*Requirement*: Check each line of the records below and collect those holding "chevron".

*Extracted data*:

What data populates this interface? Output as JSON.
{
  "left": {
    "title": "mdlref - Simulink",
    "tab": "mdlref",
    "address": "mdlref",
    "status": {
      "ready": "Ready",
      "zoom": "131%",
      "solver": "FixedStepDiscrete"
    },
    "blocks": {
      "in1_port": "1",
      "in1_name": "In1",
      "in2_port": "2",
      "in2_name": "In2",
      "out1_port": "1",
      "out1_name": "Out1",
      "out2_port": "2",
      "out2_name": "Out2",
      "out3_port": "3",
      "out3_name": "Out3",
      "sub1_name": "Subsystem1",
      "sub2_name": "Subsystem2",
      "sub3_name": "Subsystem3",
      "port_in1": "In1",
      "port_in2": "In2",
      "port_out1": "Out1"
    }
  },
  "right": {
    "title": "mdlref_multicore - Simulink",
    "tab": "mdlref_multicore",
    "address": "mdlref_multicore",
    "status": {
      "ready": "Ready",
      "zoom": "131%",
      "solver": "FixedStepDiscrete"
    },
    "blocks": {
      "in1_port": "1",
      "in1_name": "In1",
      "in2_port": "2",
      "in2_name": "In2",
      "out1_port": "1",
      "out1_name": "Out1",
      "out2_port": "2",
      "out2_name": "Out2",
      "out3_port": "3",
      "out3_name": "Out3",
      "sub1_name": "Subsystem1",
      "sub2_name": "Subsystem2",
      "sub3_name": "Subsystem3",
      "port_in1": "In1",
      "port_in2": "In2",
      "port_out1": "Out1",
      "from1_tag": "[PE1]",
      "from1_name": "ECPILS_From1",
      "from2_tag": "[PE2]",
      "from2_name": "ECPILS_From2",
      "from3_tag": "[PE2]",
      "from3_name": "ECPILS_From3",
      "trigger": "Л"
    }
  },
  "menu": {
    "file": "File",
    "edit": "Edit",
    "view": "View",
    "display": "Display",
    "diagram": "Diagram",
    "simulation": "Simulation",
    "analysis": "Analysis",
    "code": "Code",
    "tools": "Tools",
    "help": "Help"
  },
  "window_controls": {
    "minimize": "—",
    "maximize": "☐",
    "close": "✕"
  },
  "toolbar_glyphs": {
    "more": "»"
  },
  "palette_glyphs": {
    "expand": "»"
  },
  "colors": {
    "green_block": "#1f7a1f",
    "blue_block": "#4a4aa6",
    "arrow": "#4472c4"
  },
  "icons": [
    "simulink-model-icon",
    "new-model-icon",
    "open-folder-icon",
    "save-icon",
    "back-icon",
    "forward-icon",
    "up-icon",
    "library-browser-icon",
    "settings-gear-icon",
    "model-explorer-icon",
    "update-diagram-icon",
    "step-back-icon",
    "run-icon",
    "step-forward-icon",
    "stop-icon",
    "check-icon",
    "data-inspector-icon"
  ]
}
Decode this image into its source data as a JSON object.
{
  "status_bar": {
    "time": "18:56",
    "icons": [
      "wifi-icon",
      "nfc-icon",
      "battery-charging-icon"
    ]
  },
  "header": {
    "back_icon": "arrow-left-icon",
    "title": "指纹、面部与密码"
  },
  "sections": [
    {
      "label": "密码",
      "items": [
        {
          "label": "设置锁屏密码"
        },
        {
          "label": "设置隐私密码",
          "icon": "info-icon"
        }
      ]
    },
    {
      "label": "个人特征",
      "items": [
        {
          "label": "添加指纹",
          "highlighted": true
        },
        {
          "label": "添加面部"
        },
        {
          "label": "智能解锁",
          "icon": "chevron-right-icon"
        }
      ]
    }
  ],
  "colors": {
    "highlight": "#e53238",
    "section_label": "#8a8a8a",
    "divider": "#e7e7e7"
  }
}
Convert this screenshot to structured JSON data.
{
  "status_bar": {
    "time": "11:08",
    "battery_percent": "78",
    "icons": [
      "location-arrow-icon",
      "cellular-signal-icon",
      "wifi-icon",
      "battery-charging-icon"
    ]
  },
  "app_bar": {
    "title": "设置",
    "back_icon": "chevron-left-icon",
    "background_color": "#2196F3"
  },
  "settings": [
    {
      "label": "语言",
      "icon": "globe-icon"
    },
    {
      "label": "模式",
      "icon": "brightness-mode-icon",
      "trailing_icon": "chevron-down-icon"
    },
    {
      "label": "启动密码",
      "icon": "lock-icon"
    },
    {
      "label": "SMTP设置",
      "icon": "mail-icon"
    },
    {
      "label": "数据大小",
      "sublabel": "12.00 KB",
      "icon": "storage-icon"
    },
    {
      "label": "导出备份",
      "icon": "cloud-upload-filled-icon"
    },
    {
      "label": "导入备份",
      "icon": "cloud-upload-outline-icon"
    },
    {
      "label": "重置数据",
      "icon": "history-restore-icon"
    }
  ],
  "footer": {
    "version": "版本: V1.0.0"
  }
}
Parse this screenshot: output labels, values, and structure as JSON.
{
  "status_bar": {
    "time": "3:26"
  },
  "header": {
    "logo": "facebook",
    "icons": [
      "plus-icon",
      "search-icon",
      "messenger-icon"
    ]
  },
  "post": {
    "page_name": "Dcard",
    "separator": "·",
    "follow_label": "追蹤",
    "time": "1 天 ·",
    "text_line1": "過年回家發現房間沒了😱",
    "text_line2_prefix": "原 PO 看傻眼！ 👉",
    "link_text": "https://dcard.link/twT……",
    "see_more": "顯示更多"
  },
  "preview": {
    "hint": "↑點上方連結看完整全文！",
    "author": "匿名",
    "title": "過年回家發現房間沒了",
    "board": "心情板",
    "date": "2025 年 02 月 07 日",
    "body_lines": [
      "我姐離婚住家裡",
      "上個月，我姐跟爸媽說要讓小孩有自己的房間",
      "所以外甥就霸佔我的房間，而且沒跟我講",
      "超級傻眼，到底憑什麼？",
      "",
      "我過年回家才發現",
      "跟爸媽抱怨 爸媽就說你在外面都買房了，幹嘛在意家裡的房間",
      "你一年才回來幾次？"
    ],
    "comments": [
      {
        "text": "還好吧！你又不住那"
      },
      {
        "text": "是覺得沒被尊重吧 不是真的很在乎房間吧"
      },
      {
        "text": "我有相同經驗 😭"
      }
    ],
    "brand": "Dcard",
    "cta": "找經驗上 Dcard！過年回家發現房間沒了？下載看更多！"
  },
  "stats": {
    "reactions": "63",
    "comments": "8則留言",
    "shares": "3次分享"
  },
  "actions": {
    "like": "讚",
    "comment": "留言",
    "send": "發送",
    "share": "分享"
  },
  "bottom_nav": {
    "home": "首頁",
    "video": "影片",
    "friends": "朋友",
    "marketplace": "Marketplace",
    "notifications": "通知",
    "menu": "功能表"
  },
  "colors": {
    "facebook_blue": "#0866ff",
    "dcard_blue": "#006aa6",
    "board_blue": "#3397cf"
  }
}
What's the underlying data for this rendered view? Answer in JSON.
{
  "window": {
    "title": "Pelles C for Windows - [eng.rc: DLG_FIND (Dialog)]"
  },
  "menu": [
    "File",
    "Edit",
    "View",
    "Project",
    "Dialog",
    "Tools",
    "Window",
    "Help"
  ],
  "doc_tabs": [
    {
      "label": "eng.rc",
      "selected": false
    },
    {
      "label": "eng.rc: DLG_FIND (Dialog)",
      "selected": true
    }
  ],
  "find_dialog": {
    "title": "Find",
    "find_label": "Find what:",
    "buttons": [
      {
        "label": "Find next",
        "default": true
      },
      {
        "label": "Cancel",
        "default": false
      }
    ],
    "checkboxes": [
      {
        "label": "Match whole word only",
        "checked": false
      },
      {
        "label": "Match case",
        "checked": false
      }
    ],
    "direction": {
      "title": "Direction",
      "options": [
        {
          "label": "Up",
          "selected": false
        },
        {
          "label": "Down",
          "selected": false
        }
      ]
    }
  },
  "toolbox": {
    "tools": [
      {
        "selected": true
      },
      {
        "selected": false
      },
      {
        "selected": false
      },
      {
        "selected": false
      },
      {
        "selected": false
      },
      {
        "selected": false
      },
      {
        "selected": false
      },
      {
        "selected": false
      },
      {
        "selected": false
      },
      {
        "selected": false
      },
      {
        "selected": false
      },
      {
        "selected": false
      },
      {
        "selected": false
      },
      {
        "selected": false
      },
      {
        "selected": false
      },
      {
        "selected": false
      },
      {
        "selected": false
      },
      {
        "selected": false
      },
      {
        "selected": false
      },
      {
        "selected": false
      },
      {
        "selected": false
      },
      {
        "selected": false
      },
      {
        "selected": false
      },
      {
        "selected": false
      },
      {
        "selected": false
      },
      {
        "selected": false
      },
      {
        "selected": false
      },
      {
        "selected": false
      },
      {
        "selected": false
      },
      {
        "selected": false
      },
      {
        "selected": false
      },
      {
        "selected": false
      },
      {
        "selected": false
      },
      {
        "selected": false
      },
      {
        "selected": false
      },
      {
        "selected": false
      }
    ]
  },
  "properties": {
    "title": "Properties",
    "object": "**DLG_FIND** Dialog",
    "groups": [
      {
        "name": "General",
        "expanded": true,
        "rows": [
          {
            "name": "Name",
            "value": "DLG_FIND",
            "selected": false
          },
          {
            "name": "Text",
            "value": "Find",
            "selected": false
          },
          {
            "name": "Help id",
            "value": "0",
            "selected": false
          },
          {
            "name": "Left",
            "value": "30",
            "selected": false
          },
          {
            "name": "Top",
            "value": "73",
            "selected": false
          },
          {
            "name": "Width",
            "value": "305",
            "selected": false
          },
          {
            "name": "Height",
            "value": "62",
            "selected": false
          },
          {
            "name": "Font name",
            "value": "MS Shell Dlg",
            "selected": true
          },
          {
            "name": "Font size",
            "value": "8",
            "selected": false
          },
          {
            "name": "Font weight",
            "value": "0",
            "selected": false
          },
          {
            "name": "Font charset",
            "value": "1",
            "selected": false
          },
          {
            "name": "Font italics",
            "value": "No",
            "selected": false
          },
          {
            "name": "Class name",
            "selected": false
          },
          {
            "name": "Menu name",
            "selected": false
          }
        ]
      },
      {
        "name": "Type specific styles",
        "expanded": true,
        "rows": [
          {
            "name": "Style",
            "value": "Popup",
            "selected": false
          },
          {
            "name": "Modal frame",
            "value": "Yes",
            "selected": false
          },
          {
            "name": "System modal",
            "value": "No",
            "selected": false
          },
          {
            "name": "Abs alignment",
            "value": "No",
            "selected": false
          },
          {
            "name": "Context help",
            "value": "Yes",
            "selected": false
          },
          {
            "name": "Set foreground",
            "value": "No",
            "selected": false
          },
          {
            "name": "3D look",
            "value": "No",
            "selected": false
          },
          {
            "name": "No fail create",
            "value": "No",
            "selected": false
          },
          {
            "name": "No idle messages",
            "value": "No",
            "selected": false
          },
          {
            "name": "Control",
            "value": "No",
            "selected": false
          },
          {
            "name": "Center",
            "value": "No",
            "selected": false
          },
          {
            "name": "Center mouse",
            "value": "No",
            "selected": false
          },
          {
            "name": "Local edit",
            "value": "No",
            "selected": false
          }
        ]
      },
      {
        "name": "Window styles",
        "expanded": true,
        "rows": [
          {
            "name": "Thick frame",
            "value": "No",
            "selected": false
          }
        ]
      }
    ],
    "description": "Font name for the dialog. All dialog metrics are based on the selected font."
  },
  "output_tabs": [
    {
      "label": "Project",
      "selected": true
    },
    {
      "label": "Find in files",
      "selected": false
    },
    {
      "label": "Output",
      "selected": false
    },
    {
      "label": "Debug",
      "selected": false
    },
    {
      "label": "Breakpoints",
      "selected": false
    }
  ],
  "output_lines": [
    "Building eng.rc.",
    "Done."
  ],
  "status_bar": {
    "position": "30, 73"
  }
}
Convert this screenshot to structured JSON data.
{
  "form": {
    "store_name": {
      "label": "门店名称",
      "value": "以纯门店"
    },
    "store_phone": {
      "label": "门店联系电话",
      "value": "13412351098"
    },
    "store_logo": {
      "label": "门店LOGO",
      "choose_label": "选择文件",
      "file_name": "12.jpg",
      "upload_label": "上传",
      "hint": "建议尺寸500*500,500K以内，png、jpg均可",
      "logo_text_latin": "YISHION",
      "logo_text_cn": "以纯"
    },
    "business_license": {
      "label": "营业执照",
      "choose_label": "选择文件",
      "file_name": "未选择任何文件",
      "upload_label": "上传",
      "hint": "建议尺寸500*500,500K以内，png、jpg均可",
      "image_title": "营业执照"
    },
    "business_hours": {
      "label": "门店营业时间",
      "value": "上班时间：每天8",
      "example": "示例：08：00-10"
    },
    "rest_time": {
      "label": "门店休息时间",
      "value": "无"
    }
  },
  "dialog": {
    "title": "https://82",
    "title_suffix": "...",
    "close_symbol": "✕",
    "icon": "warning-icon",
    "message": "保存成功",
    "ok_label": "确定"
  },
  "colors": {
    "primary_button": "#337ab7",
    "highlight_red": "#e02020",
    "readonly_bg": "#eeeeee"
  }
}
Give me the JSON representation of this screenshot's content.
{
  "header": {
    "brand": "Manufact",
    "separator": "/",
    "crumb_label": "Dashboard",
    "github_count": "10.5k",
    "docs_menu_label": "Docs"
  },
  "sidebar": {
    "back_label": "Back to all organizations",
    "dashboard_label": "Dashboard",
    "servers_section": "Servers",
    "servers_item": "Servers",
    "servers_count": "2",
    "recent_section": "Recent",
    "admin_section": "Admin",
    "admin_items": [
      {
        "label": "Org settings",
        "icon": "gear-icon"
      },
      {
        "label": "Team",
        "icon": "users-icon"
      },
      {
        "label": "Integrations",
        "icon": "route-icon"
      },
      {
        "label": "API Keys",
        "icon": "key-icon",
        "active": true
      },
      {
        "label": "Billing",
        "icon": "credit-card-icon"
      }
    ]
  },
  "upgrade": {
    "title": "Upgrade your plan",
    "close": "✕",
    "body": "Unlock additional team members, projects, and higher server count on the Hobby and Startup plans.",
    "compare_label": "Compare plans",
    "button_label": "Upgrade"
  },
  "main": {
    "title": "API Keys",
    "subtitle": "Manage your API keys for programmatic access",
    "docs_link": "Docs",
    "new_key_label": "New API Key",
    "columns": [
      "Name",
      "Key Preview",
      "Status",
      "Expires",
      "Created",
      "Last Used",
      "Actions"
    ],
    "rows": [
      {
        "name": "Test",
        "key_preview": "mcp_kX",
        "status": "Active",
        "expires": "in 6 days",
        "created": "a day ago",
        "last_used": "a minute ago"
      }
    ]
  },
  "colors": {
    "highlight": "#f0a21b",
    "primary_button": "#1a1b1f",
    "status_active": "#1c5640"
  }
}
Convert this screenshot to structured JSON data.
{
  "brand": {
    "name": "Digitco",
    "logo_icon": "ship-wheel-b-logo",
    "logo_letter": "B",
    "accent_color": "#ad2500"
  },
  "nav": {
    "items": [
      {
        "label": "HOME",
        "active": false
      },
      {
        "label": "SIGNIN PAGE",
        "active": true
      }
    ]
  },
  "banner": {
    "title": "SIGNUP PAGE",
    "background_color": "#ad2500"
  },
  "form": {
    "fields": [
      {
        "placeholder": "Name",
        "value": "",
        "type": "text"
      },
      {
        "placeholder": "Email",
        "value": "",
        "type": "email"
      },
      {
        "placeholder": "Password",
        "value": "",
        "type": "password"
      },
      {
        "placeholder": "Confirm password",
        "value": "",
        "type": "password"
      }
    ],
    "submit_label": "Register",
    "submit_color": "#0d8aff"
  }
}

*Exercise solution*:
          "icon": "chevron-right-icon"
    "back_icon": "chevron-left-icon",
      "trailing_icon": "chevron-down-icon"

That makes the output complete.